Extract the text of every entry below exactly; leave images out.

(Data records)
┄┄┄┄┄┄

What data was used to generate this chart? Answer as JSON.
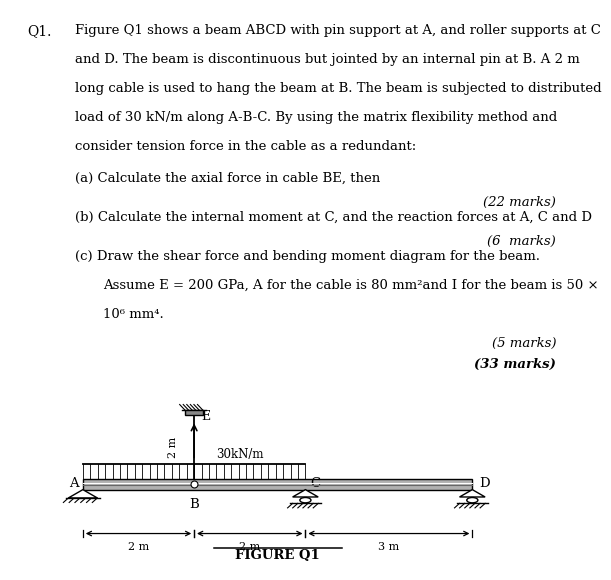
{
  "title_q": "Q1.",
  "para_lines": [
    "Figure Q1 shows a beam ABCD with pin support at A, and roller supports at C",
    "and D. The beam is discontinuous but jointed by an internal pin at B. A 2 m",
    "long cable is used to hang the beam at B. The beam is subjected to distributed",
    "load of 30 kN/m along A-B-C. By using the matrix flexibility method and",
    "consider tension force in the cable as a redundant:"
  ],
  "part_a": "(a) Calculate the axial force in cable BE, then",
  "marks_a": "(22 marks)",
  "part_b": "(b) Calculate the internal moment at C, and the reaction forces at A, C and D",
  "marks_b": "(6  marks)",
  "part_c": "(c) Draw the shear force and bending moment diagram for the beam.",
  "assume1": "Assume E = 200 GPa, A for the cable is 80 mm²and I for the beam is 50 ×",
  "assume2": "10⁶ mm⁴.",
  "marks_c": "(5 marks)",
  "marks_total": "(33 marks)",
  "figure_label": "FIGURE Q1",
  "bg_color": "#ffffff",
  "text_color": "#000000"
}
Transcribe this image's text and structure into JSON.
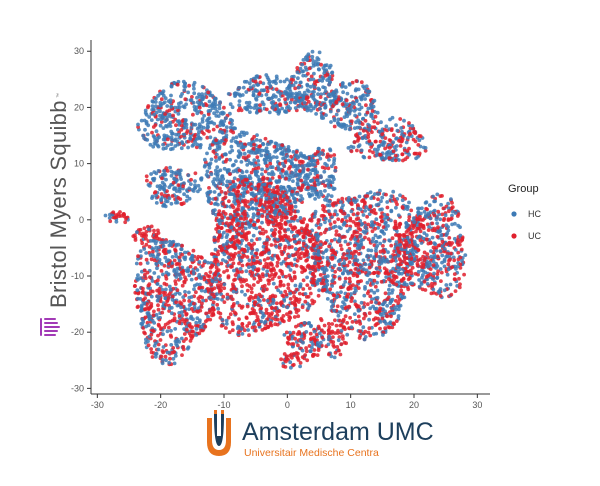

┄┄┄┄┄┄

**Written answer:**
What data was used to generate this chart? Answer as JSON.
{
  "title_q": "Q1.",
  "para_lines": [
    "Figure Q1 shows a beam ABCD with pin support at A, and roller supports at C",
    "and D. The beam is discontinuous but jointed by an internal pin at B. A 2 m",
    "long cable is used to hang the beam at B. The beam is subjected to distributed",
    "load of 30 kN/m along A-B-C. By using the matrix flexibility method and",
    "consider tension force in the cable as a redundant:"
  ],
  "part_a": "(a) Calculate the axial force in cable BE, then",
  "marks_a": "(22 marks)",
  "part_b": "(b) Calculate the internal moment at C, and the reaction forces at A, C and D",
  "marks_b": "(6  marks)",
  "part_c": "(c) Draw the shear force and bending moment diagram for the beam.",
  "assume1": "Assume E = 200 GPa, A for the cable is 80 mm²and I for the beam is 50 ×",
  "assume2": "10⁶ mm⁴.",
  "marks_c": "(5 marks)",
  "marks_total": "(33 marks)",
  "figure_label": "FIGURE Q1",
  "bg_color": "#ffffff",
  "text_color": "#000000"
}
Transcribe this image's text and structure into JSON.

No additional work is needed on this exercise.